- **The exercise**:
Using the entries that follow, collect the lines where the word "JSON" appears.

- **Data provided**:
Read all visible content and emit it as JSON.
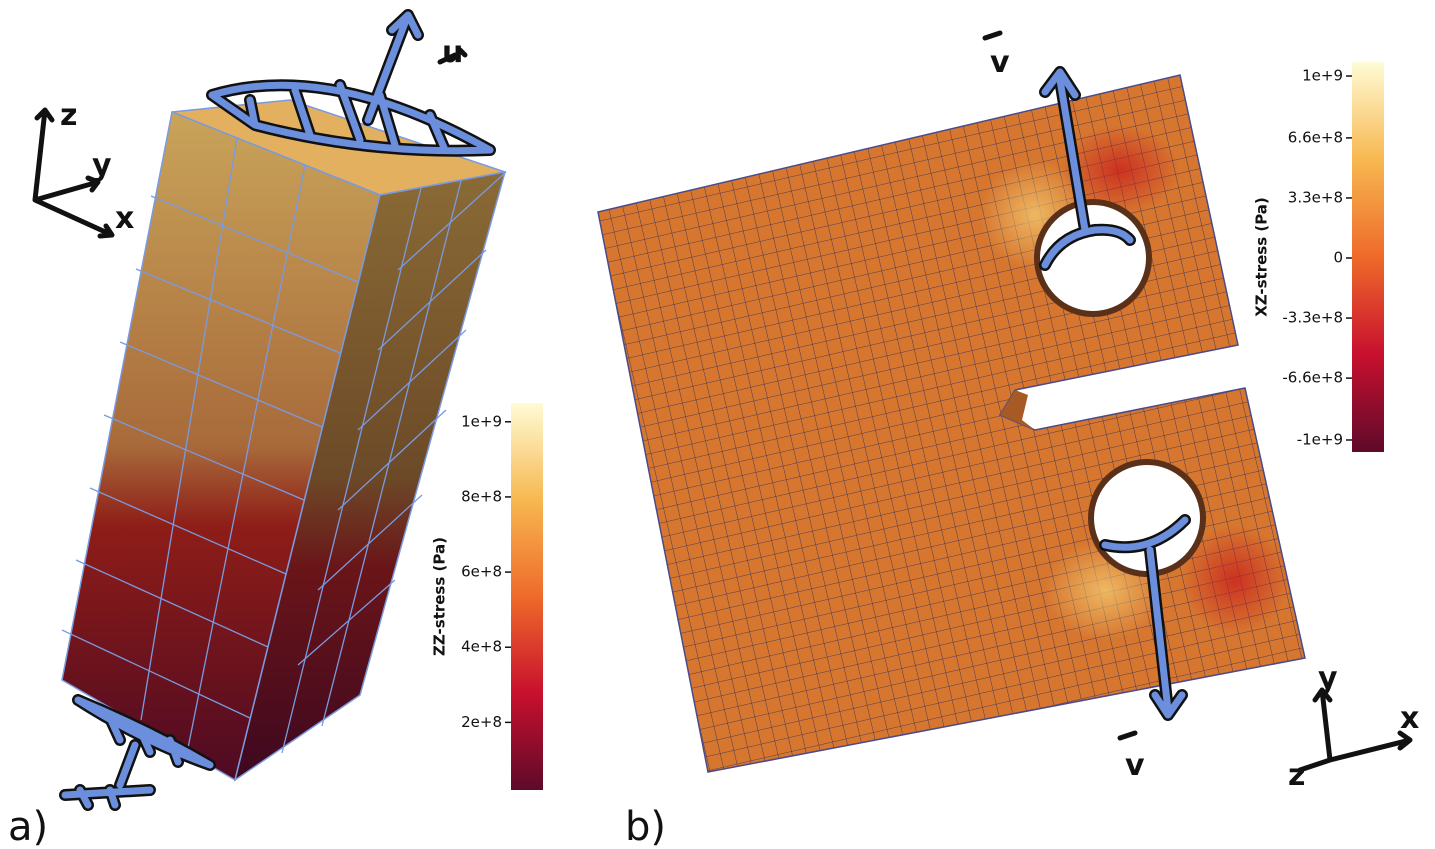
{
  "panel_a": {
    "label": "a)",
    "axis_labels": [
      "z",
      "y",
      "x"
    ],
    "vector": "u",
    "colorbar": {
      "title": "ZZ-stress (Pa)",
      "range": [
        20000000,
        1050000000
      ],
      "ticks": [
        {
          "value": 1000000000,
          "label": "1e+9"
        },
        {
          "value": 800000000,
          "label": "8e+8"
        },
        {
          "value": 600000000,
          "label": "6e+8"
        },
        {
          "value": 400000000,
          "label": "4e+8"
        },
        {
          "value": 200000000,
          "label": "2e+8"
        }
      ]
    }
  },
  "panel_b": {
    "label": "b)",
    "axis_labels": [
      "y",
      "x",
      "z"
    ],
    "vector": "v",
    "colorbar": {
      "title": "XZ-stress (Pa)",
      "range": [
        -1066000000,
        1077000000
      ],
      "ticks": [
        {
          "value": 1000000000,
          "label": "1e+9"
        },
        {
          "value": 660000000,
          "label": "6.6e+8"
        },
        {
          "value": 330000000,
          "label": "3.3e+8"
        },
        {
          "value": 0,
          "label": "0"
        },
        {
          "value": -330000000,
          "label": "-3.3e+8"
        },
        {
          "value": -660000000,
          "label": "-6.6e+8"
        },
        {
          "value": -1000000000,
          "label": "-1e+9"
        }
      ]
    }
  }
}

==

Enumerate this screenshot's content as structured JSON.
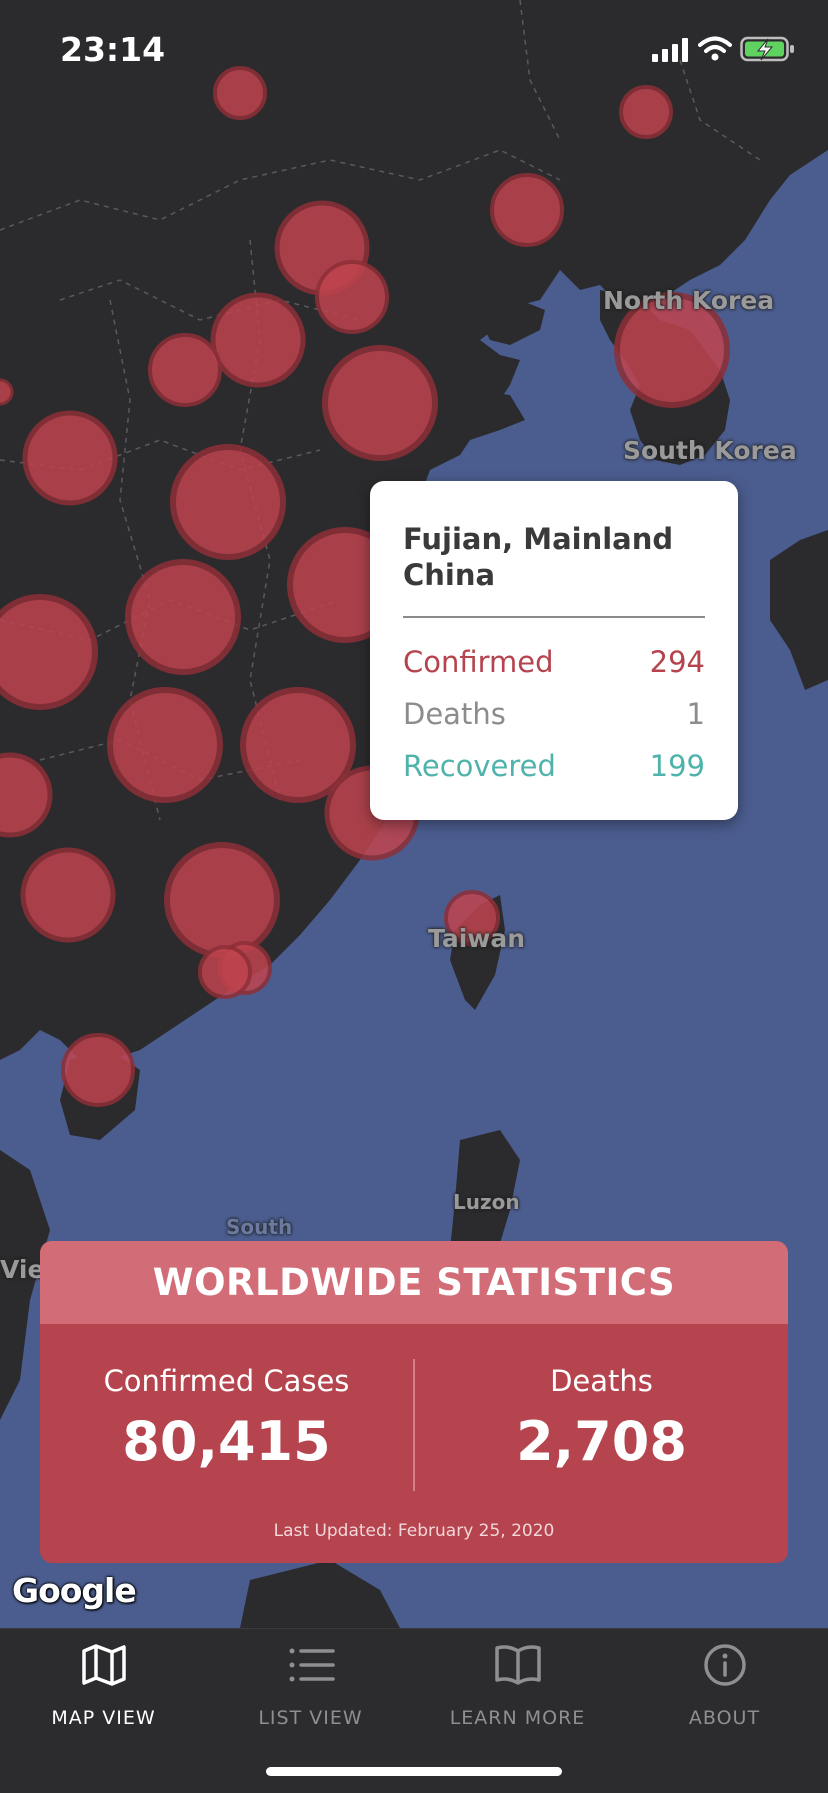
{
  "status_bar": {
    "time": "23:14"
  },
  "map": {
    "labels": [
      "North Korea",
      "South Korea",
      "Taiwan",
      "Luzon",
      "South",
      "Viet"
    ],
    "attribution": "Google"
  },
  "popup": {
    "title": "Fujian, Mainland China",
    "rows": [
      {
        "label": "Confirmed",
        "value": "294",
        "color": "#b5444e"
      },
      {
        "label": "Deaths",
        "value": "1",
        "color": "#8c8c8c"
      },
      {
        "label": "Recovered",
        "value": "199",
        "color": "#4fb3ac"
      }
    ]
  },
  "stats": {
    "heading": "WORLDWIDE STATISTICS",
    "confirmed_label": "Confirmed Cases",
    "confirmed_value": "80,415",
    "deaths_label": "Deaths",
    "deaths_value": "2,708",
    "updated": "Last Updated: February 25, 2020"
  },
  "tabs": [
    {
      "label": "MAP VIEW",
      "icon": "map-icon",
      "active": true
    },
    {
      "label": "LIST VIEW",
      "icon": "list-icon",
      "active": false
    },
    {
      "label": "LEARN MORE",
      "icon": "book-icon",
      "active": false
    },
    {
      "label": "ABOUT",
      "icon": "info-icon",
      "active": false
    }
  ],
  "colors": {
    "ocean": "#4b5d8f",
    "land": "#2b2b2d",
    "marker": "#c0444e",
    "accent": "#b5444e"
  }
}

- **Response**:
Read all visible content and emit it as JSON.
Enumerate this screenshot's content as structured JSON.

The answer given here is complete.